= PROBLEM DETAILS =
Skip the pictures and extract all of the lines exactly as written.

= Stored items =
:::::

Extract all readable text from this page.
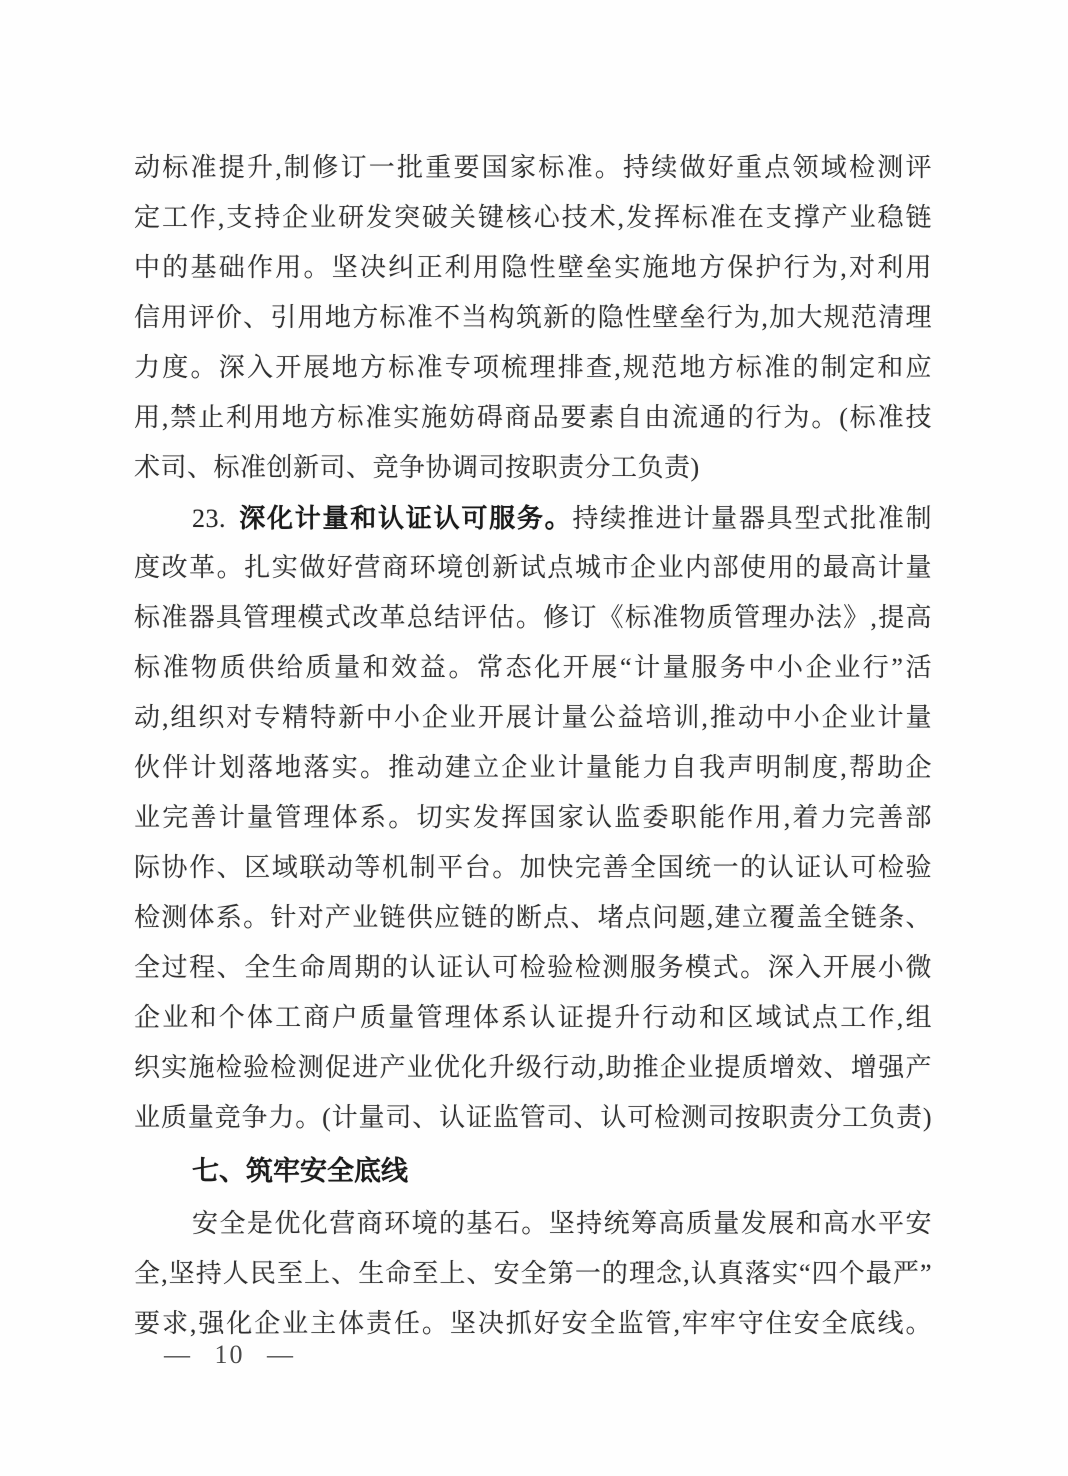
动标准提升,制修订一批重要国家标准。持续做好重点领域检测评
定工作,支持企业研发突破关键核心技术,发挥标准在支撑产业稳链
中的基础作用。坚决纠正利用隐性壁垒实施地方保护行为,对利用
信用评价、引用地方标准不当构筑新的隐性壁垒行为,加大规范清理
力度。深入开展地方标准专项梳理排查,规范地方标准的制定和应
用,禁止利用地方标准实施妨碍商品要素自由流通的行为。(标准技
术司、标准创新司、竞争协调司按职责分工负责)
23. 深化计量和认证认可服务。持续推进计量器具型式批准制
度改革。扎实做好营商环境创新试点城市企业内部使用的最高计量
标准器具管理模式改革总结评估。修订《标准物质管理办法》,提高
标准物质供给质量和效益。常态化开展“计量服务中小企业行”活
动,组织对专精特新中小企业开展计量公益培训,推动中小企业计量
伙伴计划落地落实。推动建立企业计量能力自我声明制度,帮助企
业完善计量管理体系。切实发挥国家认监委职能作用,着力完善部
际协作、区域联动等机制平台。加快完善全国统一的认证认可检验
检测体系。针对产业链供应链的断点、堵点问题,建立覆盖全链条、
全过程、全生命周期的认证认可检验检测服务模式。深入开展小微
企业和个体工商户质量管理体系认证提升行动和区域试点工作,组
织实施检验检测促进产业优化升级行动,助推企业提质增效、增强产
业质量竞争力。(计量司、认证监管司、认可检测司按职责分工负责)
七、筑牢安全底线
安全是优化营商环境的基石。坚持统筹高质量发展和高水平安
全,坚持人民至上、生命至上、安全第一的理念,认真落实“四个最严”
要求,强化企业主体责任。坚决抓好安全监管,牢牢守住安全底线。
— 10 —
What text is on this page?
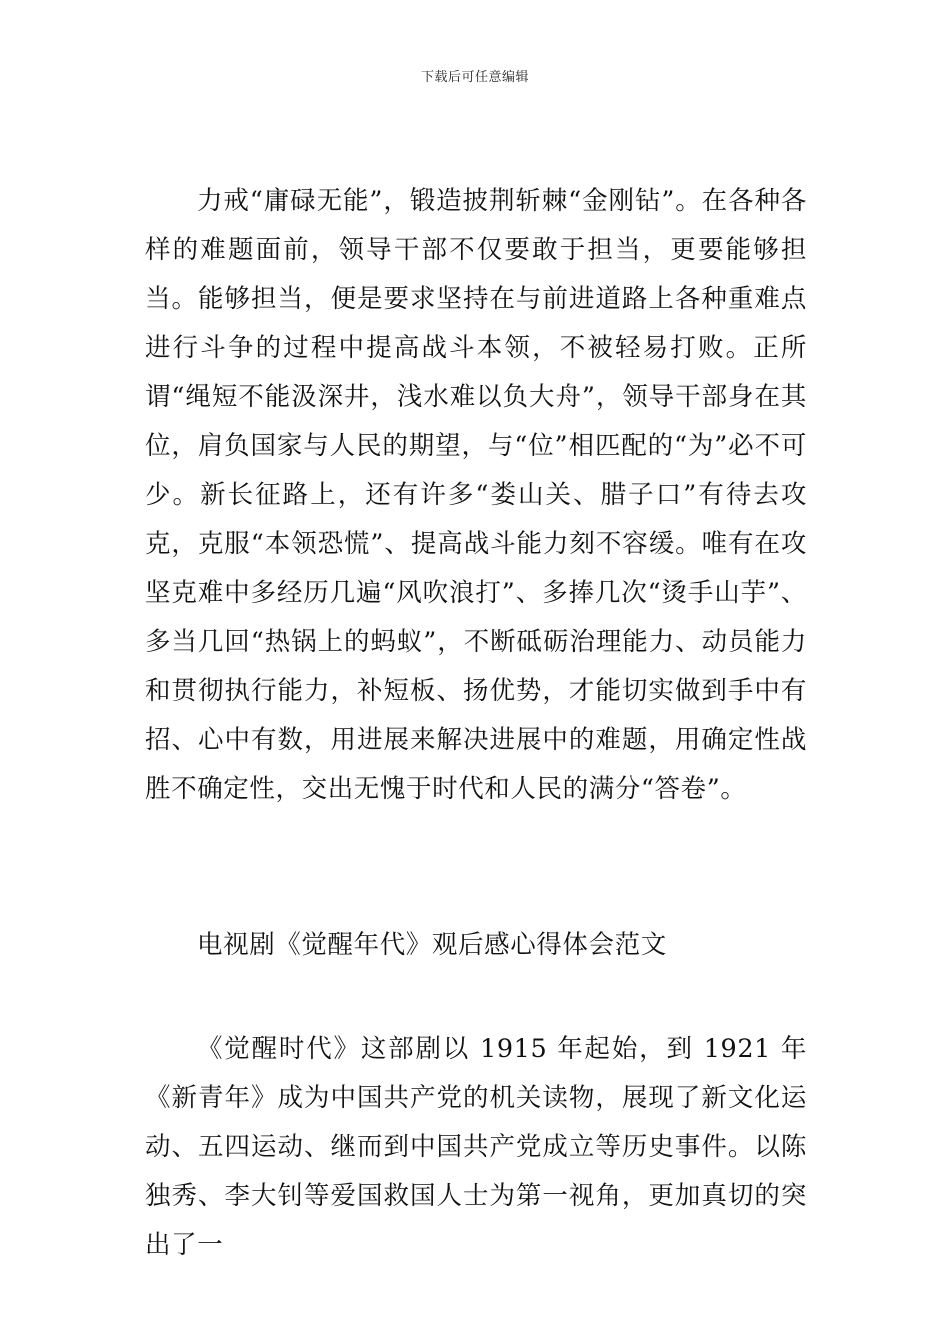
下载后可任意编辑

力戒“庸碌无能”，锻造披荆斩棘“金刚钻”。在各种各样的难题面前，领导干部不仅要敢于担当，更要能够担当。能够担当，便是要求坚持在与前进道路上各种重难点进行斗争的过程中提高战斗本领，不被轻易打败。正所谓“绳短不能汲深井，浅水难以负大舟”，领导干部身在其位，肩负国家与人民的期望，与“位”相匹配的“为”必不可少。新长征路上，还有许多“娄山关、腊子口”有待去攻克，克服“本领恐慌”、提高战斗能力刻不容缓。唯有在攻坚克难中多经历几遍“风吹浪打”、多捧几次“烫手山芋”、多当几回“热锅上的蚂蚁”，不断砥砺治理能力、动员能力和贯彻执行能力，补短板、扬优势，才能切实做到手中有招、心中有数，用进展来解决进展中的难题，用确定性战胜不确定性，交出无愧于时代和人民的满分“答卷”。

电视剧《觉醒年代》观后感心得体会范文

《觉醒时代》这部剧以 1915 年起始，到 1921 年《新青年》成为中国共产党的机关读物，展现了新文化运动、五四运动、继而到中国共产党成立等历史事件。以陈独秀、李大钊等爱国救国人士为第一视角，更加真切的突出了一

:::::

= RESPONSE =
Extract all readable text from this page.
动标准提升,制修订一批重要国家标准。持续做好重点领域检测评
定工作,支持企业研发突破关键核心技术,发挥标准在支撑产业稳链
中的基础作用。坚决纠正利用隐性壁垒实施地方保护行为,对利用
信用评价、引用地方标准不当构筑新的隐性壁垒行为,加大规范清理
力度。深入开展地方标准专项梳理排查,规范地方标准的制定和应
用,禁止利用地方标准实施妨碍商品要素自由流通的行为。(标准技
术司、标准创新司、竞争协调司按职责分工负责)
23. 深化计量和认证认可服务。持续推进计量器具型式批准制
度改革。扎实做好营商环境创新试点城市企业内部使用的最高计量
标准器具管理模式改革总结评估。修订《标准物质管理办法》,提高
标准物质供给质量和效益。常态化开展“计量服务中小企业行”活
动,组织对专精特新中小企业开展计量公益培训,推动中小企业计量
伙伴计划落地落实。推动建立企业计量能力自我声明制度,帮助企
业完善计量管理体系。切实发挥国家认监委职能作用,着力完善部
际协作、区域联动等机制平台。加快完善全国统一的认证认可检验
检测体系。针对产业链供应链的断点、堵点问题,建立覆盖全链条、
全过程、全生命周期的认证认可检验检测服务模式。深入开展小微
企业和个体工商户质量管理体系认证提升行动和区域试点工作,组
织实施检验检测促进产业优化升级行动,助推企业提质增效、增强产
业质量竞争力。(计量司、认证监管司、认可检测司按职责分工负责)
七、筑牢安全底线
安全是优化营商环境的基石。坚持统筹高质量发展和高水平安
全,坚持人民至上、生命至上、安全第一的理念,认真落实“四个最严”
要求,强化企业主体责任。坚决抓好安全监管,牢牢守住安全底线。
— 10 —
What text is on this page?
下载后可任意编辑

力戒“庸碌无能”，锻造披荆斩棘“金刚钻”。在各种各样的难题面前，领导干部不仅要敢于担当，更要能够担当。能够担当，便是要求坚持在与前进道路上各种重难点进行斗争的过程中提高战斗本领，不被轻易打败。正所谓“绳短不能汲深井，浅水难以负大舟”，领导干部身在其位，肩负国家与人民的期望，与“位”相匹配的“为”必不可少。新长征路上，还有许多“娄山关、腊子口”有待去攻克，克服“本领恐慌”、提高战斗能力刻不容缓。唯有在攻坚克难中多经历几遍“风吹浪打”、多捧几次“烫手山芋”、多当几回“热锅上的蚂蚁”，不断砥砺治理能力、动员能力和贯彻执行能力，补短板、扬优势，才能切实做到手中有招、心中有数，用进展来解决进展中的难题，用确定性战胜不确定性，交出无愧于时代和人民的满分“答卷”。

电视剧《觉醒年代》观后感心得体会范文

《觉醒时代》这部剧以 1915 年起始，到 1921 年《新青年》成为中国共产党的机关读物，展现了新文化运动、五四运动、继而到中国共产党成立等历史事件。以陈独秀、李大钊等爱国救国人士为第一视角，更加真切的突出了一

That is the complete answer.